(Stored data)
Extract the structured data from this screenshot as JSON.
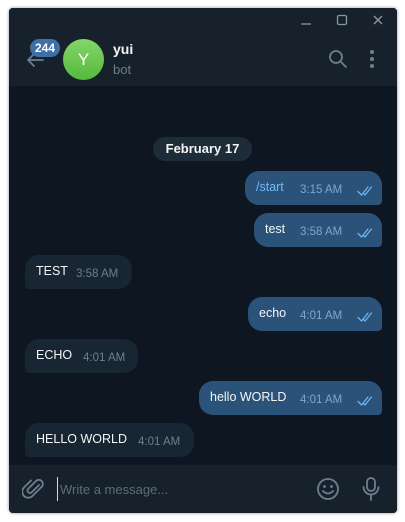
{
  "window_controls": {
    "minimize": "minimize-icon",
    "maximize": "maximize-icon",
    "close": "close-icon"
  },
  "header": {
    "unread_count": "244",
    "avatar_letter": "Y",
    "avatar_color": "#6ac554",
    "chat_name": "yui",
    "chat_status": "bot",
    "icons": [
      "back-arrow-icon",
      "search-icon",
      "more-vertical-icon"
    ]
  },
  "date_separator": "February 17",
  "messages": [
    {
      "direction": "outgoing",
      "text": "/start",
      "time": "3:15 AM",
      "status": "read"
    },
    {
      "direction": "outgoing",
      "text": "test",
      "time": "3:58 AM",
      "status": "read"
    },
    {
      "direction": "incoming",
      "text": "TEST",
      "time": "3:58 AM"
    },
    {
      "direction": "outgoing",
      "text": "echo",
      "time": "4:01 AM",
      "status": "read"
    },
    {
      "direction": "incoming",
      "text": "ECHO",
      "time": "4:01 AM"
    },
    {
      "direction": "outgoing",
      "text": "hello WORLD",
      "time": "4:01 AM",
      "status": "read"
    },
    {
      "direction": "incoming",
      "text": "HELLO WORLD",
      "time": "4:01 AM"
    }
  ],
  "composer": {
    "placeholder": "Write a message...",
    "value": "",
    "icons": [
      "paperclip-icon",
      "emoji-icon",
      "microphone-icon"
    ]
  },
  "colors": {
    "background": "#0e1621",
    "panel": "#17212b",
    "outgoing_bubble": "#2b5278",
    "incoming_bubble": "#182533",
    "link": "#71baf5",
    "read_ticks": "#69b4f1"
  }
}
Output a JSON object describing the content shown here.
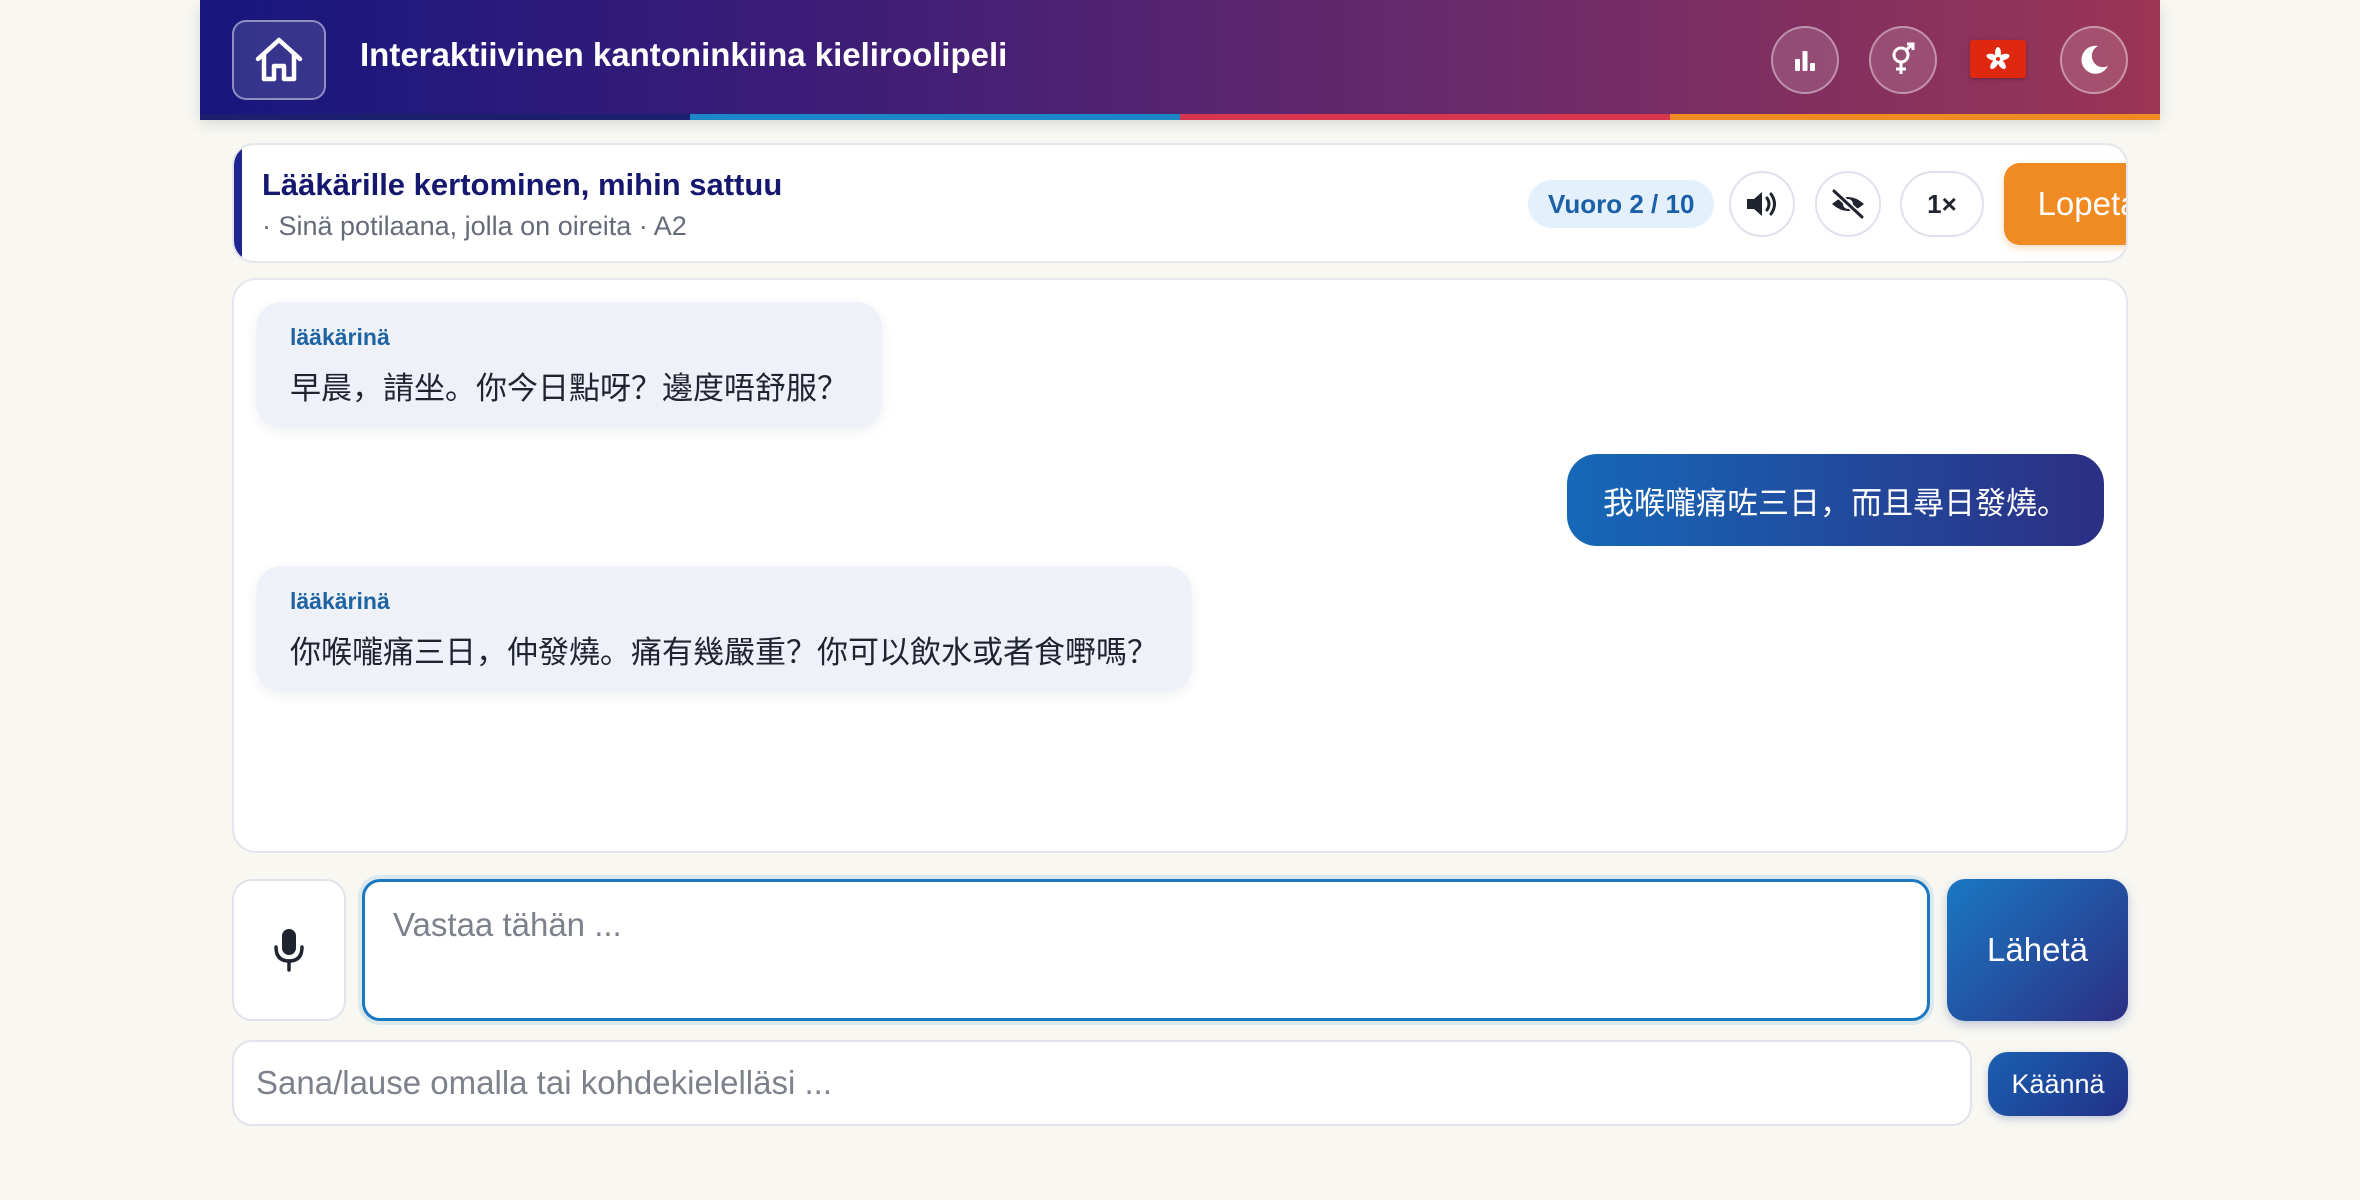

Aim: Leave out the pictures and retype every line above exactly.

Problem solution:
Extract the structured data from this screenshot as JSON.
{
  "window_controls": {
    "minimize": "minimize-icon",
    "maximize": "maximize-icon",
    "close": "close-icon"
  },
  "header": {
    "unread_count": "244",
    "avatar_letter": "Y",
    "avatar_color": "#6ac554",
    "chat_name": "yui",
    "chat_status": "bot",
    "icons": [
      "back-arrow-icon",
      "search-icon",
      "more-vertical-icon"
    ]
  },
  "date_separator": "February 17",
  "messages": [
    {
      "direction": "outgoing",
      "text": "/start",
      "time": "3:15 AM",
      "status": "read"
    },
    {
      "direction": "outgoing",
      "text": "test",
      "time": "3:58 AM",
      "status": "read"
    },
    {
      "direction": "incoming",
      "text": "TEST",
      "time": "3:58 AM"
    },
    {
      "direction": "outgoing",
      "text": "echo",
      "time": "4:01 AM",
      "status": "read"
    },
    {
      "direction": "incoming",
      "text": "ECHO",
      "time": "4:01 AM"
    },
    {
      "direction": "outgoing",
      "text": "hello WORLD",
      "time": "4:01 AM",
      "status": "read"
    },
    {
      "direction": "incoming",
      "text": "HELLO WORLD",
      "time": "4:01 AM"
    }
  ],
  "composer": {
    "placeholder": "Write a message...",
    "value": "",
    "icons": [
      "paperclip-icon",
      "emoji-icon",
      "microphone-icon"
    ]
  },
  "colors": {
    "background": "#0e1621",
    "panel": "#17212b",
    "outgoing_bubble": "#2b5278",
    "incoming_bubble": "#182533",
    "link": "#71baf5",
    "read_ticks": "#69b4f1"
  }
}
Output a JSON object describing the content shown here.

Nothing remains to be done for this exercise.